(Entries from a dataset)
··········
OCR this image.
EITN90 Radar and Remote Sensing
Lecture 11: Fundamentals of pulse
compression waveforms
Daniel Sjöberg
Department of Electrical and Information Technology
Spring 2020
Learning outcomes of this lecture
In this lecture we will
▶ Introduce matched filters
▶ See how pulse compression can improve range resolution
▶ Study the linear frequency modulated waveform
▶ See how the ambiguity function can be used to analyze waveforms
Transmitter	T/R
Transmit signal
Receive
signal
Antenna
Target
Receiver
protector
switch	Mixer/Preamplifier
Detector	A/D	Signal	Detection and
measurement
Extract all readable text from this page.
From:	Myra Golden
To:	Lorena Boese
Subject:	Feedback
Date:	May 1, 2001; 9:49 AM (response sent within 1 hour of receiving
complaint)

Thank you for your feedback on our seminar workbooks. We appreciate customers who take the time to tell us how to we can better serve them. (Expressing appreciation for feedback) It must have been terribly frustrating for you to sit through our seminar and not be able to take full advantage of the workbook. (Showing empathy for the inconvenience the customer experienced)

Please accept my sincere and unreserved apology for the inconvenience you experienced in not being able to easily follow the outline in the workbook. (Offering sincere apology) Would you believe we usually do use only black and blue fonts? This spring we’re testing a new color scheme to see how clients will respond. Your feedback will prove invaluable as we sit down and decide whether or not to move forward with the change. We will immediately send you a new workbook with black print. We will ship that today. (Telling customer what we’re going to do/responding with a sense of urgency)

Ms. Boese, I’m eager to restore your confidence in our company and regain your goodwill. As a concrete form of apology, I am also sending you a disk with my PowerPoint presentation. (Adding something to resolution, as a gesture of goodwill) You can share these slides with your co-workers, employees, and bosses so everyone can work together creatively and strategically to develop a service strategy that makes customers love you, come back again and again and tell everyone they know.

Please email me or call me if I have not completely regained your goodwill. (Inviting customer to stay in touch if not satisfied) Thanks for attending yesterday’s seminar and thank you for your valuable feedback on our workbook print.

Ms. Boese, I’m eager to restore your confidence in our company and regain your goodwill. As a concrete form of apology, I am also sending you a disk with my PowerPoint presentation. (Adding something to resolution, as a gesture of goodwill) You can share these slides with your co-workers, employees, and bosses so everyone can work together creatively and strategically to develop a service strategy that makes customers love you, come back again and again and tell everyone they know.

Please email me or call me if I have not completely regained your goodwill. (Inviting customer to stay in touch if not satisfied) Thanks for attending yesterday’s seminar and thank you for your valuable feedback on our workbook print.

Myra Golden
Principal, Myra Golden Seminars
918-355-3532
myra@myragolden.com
··········
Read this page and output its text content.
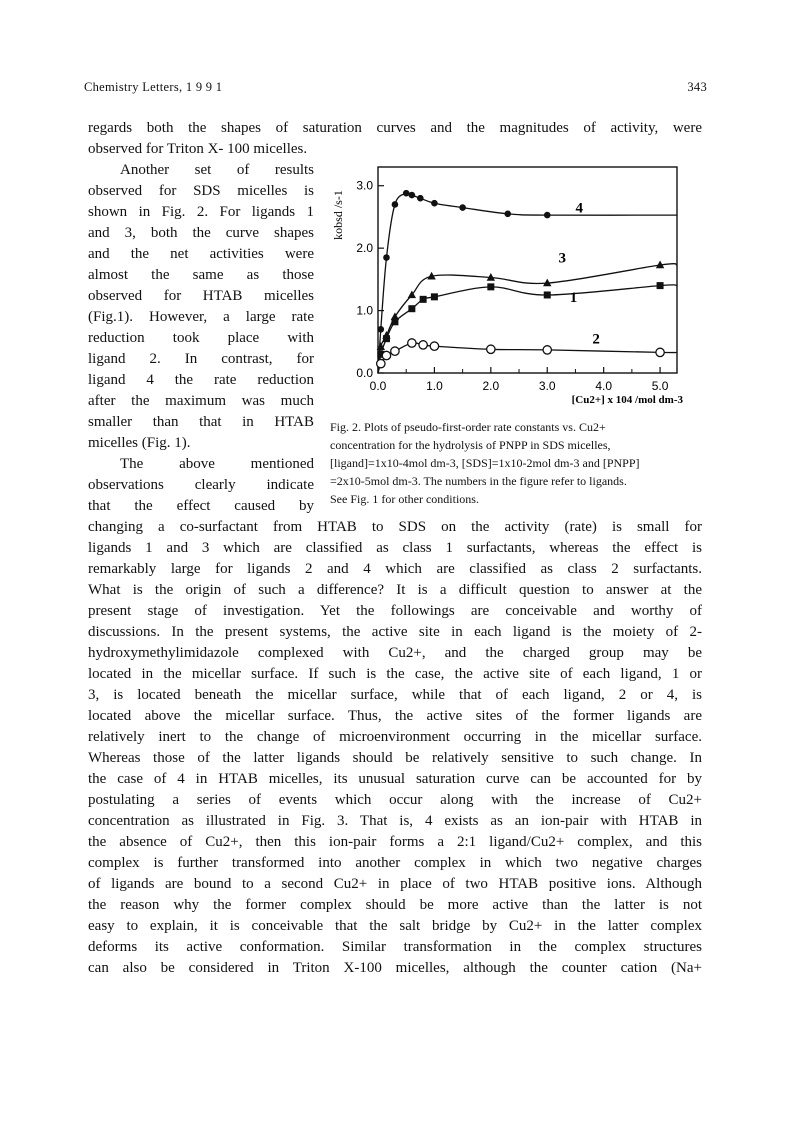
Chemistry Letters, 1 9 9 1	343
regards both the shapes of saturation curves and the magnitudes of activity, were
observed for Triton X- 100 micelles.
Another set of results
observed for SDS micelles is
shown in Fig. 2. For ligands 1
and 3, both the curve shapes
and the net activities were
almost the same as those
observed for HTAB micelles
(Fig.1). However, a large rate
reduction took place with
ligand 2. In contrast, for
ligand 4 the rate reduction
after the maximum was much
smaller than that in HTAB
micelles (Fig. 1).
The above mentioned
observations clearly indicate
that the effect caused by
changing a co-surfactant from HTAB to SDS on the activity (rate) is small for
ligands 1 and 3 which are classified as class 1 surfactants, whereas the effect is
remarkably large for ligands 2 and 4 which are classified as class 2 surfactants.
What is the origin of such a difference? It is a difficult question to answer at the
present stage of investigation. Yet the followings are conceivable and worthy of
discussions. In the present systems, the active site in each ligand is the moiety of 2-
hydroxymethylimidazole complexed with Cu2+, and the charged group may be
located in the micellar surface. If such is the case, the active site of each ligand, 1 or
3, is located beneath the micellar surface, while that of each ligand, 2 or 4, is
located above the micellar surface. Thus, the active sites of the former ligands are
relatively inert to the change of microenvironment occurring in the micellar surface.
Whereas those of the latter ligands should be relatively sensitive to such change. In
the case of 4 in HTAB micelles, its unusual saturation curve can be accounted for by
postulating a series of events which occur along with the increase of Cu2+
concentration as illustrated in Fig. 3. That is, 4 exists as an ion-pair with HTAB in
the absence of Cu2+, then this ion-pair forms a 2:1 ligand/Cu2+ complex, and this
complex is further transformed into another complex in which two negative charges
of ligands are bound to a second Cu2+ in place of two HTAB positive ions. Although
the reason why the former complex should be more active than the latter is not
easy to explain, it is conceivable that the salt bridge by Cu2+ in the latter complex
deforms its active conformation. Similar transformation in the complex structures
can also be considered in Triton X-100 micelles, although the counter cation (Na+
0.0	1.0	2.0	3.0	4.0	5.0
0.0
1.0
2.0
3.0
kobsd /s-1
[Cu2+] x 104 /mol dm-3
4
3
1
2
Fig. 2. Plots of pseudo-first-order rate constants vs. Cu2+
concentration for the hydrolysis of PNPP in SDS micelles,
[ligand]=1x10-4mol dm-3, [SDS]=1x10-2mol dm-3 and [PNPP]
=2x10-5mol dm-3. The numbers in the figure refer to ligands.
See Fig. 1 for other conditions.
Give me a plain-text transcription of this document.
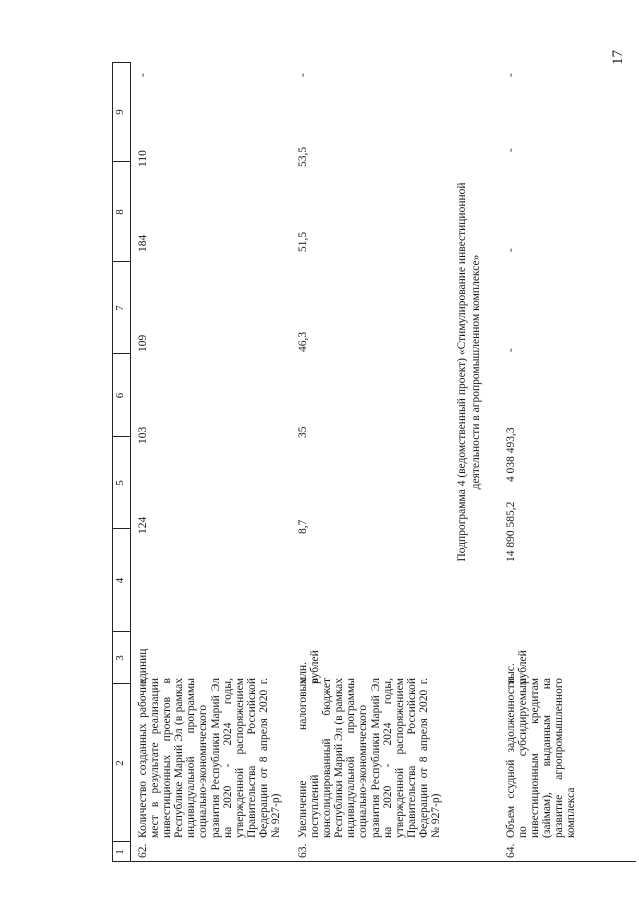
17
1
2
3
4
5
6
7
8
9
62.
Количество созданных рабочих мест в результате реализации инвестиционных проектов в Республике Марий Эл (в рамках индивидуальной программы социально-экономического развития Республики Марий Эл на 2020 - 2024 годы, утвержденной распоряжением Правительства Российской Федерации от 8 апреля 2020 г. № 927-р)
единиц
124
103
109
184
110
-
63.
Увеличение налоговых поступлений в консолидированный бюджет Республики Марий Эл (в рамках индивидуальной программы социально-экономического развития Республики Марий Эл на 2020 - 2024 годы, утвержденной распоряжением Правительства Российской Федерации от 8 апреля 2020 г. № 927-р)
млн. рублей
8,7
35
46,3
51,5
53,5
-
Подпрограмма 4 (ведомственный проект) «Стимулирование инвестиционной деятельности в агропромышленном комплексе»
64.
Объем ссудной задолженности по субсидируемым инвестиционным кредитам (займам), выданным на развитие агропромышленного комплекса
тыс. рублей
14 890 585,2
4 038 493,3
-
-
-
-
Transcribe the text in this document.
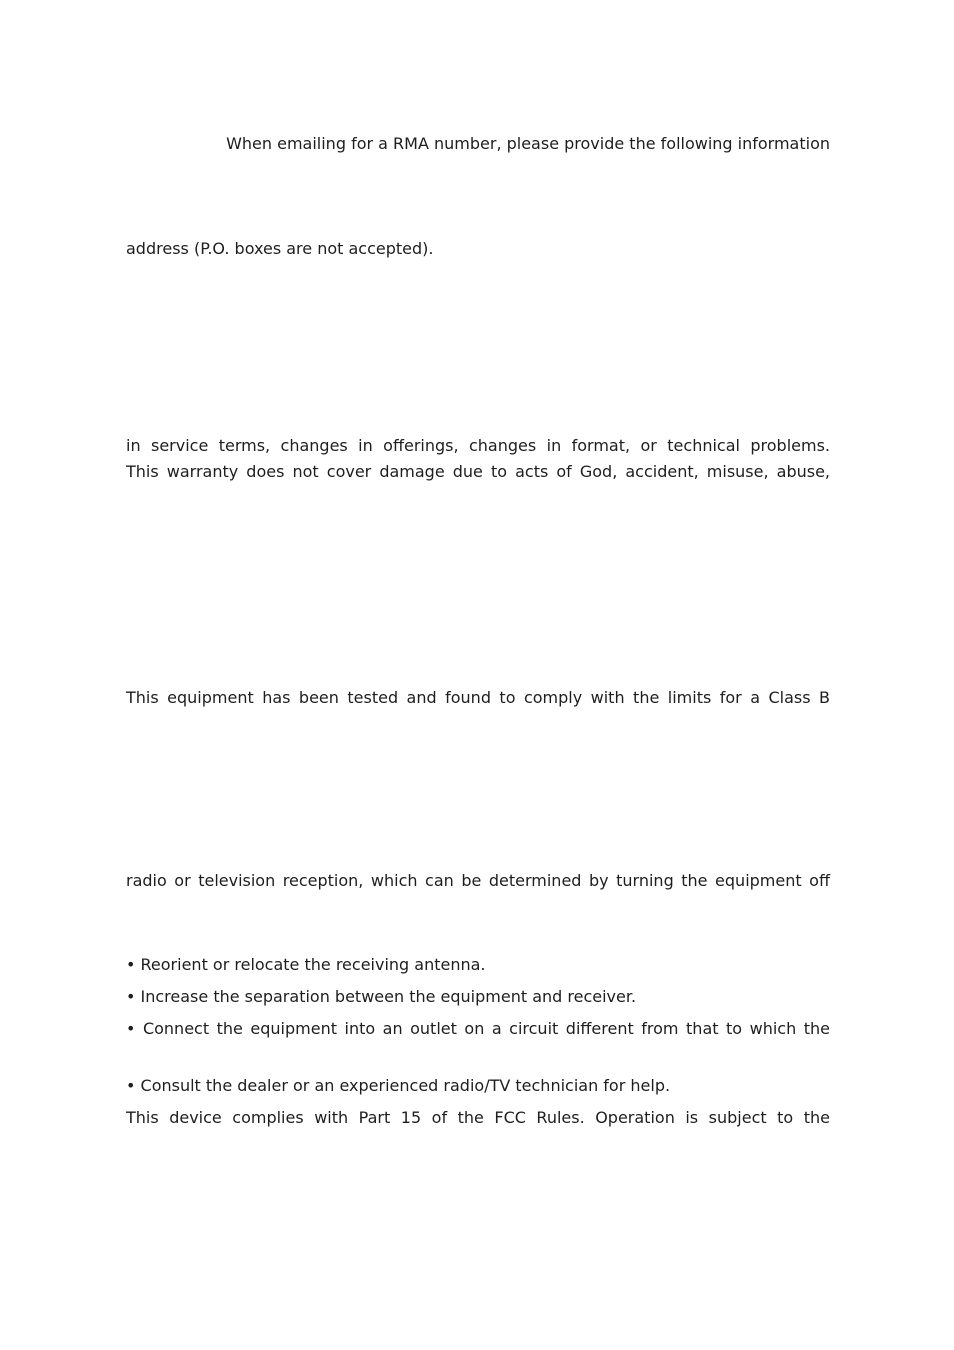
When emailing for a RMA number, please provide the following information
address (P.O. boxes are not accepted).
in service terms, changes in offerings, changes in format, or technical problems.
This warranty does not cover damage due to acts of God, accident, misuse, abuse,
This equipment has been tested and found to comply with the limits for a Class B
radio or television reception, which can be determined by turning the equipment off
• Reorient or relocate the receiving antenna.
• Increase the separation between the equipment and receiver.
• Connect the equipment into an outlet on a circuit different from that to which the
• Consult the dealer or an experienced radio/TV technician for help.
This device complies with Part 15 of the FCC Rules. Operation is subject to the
··········
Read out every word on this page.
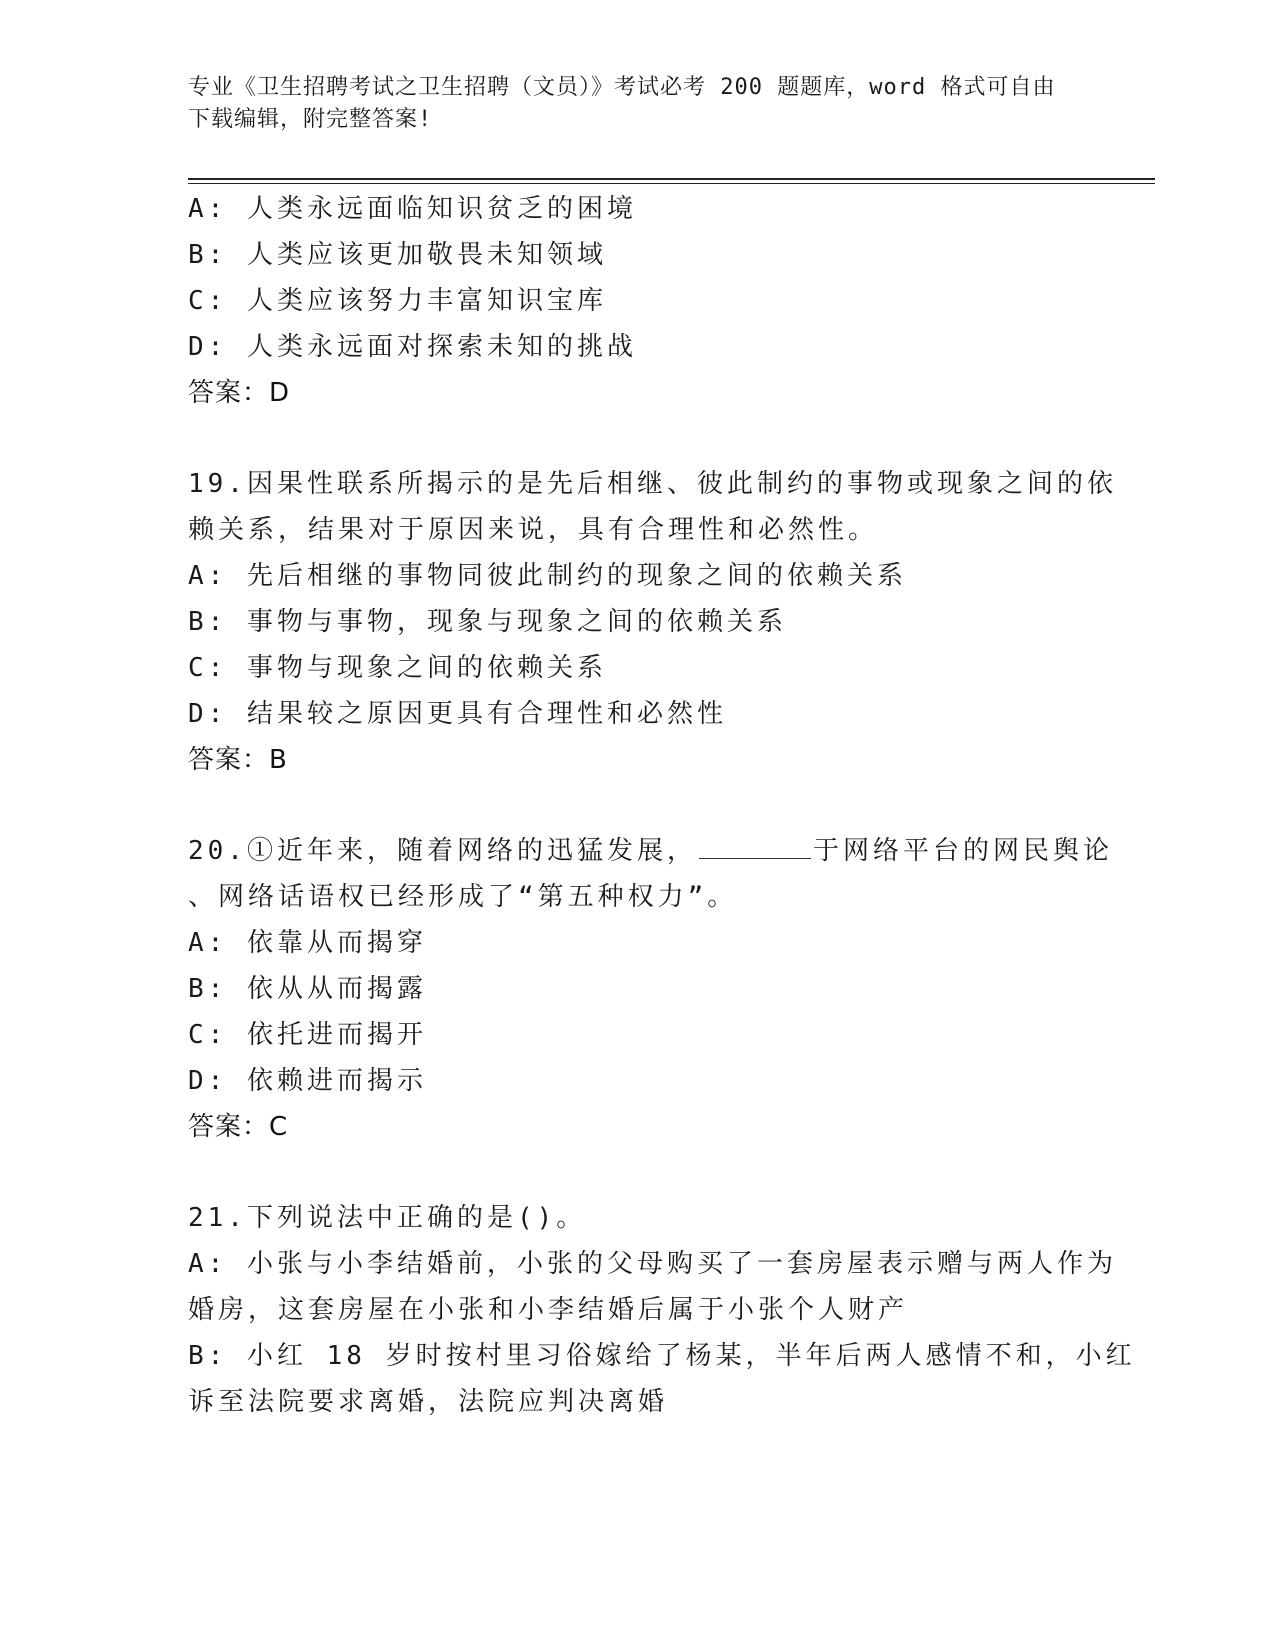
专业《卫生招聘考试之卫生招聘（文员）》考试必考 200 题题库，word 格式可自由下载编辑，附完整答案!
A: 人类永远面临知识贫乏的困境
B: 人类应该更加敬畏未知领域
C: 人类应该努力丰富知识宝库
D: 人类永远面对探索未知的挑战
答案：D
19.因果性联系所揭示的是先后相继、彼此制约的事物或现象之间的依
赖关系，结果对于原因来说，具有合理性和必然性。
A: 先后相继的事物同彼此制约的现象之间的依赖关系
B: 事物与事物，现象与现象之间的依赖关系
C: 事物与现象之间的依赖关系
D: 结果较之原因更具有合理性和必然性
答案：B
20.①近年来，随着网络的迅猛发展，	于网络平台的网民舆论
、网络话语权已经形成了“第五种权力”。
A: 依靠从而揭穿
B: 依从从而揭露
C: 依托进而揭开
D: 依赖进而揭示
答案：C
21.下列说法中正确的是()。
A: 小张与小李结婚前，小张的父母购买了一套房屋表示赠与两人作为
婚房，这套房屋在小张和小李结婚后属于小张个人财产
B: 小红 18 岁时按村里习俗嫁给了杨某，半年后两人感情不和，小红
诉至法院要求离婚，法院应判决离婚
··········
List the lines of the records where "should" occurs.

Whereas those of the latter ligands should be relatively sensitive to such change. In
the reason why the former complex should be more active than the latter is not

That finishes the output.